=== TASK INPUTS ===

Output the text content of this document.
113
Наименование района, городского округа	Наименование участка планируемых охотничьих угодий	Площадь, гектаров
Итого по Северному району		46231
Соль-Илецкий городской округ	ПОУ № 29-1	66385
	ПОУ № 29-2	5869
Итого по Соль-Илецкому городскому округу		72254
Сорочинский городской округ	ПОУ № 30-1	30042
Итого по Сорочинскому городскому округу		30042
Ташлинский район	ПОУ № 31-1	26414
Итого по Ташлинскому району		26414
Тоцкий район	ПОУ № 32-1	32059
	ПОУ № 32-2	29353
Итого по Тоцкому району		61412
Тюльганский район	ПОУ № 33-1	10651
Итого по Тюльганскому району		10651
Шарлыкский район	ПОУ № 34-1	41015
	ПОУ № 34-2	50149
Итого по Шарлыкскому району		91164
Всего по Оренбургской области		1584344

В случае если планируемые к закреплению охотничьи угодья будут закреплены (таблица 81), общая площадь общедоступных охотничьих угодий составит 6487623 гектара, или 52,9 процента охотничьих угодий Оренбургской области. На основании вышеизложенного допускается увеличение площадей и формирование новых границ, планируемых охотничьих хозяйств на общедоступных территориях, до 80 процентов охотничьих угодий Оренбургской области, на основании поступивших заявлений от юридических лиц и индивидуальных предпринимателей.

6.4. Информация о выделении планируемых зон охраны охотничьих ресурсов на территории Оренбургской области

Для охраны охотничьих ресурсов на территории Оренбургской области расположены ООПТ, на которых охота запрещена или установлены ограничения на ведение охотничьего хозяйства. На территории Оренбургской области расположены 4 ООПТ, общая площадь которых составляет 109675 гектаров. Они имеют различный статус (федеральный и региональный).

===

TASK OBJECTIVE >> Write an exact transcription of every entry above.

WRITTEN ANSWER >>
Output the text content of this document.
113
Наименование района, городского округа	Наименование участка планируемых охотничьих угодий	Площадь, гектаров
Итого по Северному району		46231
Соль-Илецкий городской округ	ПОУ № 29-1	66385
	ПОУ № 29-2	5869
Итого по Соль-Илецкому городскому округу		72254
Сорочинский городской округ	ПОУ № 30-1	30042
Итого по Сорочинскому городскому округу		30042
Ташлинский район	ПОУ № 31-1	26414
Итого по Ташлинскому району		26414
Тоцкий район	ПОУ № 32-1	32059
	ПОУ № 32-2	29353
Итого по Тоцкому району		61412
Тюльганский район	ПОУ № 33-1	10651
Итого по Тюльганскому району		10651
Шарлыкский район	ПОУ № 34-1	41015
	ПОУ № 34-2	50149
Итого по Шарлыкскому району		91164
Всего по Оренбургской области		1584344

В случае если планируемые к закреплению охотничьи угодья будут закреплены (таблица 81), общая площадь общедоступных охотничьих угодий составит 6487623 гектара, или 52,9 процента охотничьих угодий Оренбургской области. На основании вышеизложенного допускается увеличение площадей и формирование новых границ, планируемых охотничьих хозяйств на общедоступных территориях, до 80 процентов охотничьих угодий Оренбургской области, на основании поступивших заявлений от юридических лиц и индивидуальных предпринимателей.

6.4. Информация о выделении планируемых зон охраны охотничьих ресурсов на территории Оренбургской области

Для охраны охотничьих ресурсов на территории Оренбургской области расположены ООПТ, на которых охота запрещена или установлены ограничения на ведение охотничьего хозяйства. На территории Оренбургской области расположены 4 ООПТ, общая площадь которых составляет 109675 гектаров. Они имеют различный статус (федеральный и региональный).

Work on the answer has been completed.